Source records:
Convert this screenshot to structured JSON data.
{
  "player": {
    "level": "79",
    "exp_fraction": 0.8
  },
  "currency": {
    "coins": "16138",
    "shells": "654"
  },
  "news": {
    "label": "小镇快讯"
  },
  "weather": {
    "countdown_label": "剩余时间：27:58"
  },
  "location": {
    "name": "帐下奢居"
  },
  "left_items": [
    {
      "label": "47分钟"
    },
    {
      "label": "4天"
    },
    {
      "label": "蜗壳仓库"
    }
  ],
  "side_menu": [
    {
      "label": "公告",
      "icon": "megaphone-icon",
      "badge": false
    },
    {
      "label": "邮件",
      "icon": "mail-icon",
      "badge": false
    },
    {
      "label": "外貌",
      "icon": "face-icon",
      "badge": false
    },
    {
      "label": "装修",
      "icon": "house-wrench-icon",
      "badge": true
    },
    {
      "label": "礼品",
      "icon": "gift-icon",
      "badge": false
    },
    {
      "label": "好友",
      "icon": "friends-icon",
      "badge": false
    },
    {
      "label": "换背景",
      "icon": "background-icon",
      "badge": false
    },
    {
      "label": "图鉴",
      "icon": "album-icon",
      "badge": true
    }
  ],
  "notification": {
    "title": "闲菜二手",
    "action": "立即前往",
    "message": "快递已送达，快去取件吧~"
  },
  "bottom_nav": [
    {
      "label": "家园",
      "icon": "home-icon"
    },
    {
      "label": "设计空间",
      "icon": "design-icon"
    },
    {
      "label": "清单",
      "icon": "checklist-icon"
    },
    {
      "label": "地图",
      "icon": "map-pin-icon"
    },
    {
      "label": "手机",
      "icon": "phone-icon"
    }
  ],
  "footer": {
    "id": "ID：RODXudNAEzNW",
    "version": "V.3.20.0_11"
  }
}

* [Description of the task]:
The records above are to be repeated exactly, in their entirety.

* [Full response]:
Convert this screenshot to structured JSON data.
{
  "player": {
    "level": "79",
    "exp_fraction": 0.8
  },
  "currency": {
    "coins": "16138",
    "shells": "654"
  },
  "news": {
    "label": "小镇快讯"
  },
  "weather": {
    "countdown_label": "剩余时间：27:58"
  },
  "location": {
    "name": "帐下奢居"
  },
  "left_items": [
    {
      "label": "47分钟"
    },
    {
      "label": "4天"
    },
    {
      "label": "蜗壳仓库"
    }
  ],
  "side_menu": [
    {
      "label": "公告",
      "icon": "megaphone-icon",
      "badge": false
    },
    {
      "label": "邮件",
      "icon": "mail-icon",
      "badge": false
    },
    {
      "label": "外貌",
      "icon": "face-icon",
      "badge": false
    },
    {
      "label": "装修",
      "icon": "house-wrench-icon",
      "badge": true
    },
    {
      "label": "礼品",
      "icon": "gift-icon",
      "badge": false
    },
    {
      "label": "好友",
      "icon": "friends-icon",
      "badge": false
    },
    {
      "label": "换背景",
      "icon": "background-icon",
      "badge": false
    },
    {
      "label": "图鉴",
      "icon": "album-icon",
      "badge": true
    }
  ],
  "notification": {
    "title": "闲菜二手",
    "action": "立即前往",
    "message": "快递已送达，快去取件吧~"
  },
  "bottom_nav": [
    {
      "label": "家园",
      "icon": "home-icon"
    },
    {
      "label": "设计空间",
      "icon": "design-icon"
    },
    {
      "label": "清单",
      "icon": "checklist-icon"
    },
    {
      "label": "地图",
      "icon": "map-pin-icon"
    },
    {
      "label": "手机",
      "icon": "phone-icon"
    }
  ],
  "footer": {
    "id": "ID：RODXudNAEzNW",
    "version": "V.3.20.0_11"
  }
}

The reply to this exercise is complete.